*Direction:* Look through the lines of the material and count those containing "الواهب". Give that count alone.

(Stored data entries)
________________

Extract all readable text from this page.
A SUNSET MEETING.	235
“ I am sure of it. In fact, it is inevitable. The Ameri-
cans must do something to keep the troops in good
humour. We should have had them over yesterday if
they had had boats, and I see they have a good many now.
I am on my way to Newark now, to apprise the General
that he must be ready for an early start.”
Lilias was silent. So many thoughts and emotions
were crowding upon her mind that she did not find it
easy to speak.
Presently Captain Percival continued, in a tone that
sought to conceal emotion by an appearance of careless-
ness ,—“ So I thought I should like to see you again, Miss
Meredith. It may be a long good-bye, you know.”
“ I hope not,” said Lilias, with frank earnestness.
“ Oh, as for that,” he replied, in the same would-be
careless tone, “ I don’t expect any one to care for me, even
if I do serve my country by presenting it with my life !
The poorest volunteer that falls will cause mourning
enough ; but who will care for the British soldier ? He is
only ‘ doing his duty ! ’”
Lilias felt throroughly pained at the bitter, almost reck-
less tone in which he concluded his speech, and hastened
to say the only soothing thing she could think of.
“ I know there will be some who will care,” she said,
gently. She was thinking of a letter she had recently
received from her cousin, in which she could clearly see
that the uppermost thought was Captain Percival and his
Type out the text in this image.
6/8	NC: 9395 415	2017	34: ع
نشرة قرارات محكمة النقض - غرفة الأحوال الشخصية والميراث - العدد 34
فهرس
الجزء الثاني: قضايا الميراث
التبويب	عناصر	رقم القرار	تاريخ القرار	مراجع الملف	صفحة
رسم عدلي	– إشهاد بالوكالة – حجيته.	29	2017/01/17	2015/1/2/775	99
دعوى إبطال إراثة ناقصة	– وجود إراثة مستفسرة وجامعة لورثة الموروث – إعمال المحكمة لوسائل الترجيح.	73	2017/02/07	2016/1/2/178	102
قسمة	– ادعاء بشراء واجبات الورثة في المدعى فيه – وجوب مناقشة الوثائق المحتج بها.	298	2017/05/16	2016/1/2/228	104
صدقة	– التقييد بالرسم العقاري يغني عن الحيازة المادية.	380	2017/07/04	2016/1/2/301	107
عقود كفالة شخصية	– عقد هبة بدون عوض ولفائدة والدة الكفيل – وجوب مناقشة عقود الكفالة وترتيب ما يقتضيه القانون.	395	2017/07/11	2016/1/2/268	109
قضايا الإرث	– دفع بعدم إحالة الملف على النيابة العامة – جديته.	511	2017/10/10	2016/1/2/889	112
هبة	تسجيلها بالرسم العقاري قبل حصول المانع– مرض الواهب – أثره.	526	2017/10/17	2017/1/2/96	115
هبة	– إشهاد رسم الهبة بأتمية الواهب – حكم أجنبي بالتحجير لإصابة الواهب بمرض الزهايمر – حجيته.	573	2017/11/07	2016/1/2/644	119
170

________________

*Right answer:* 2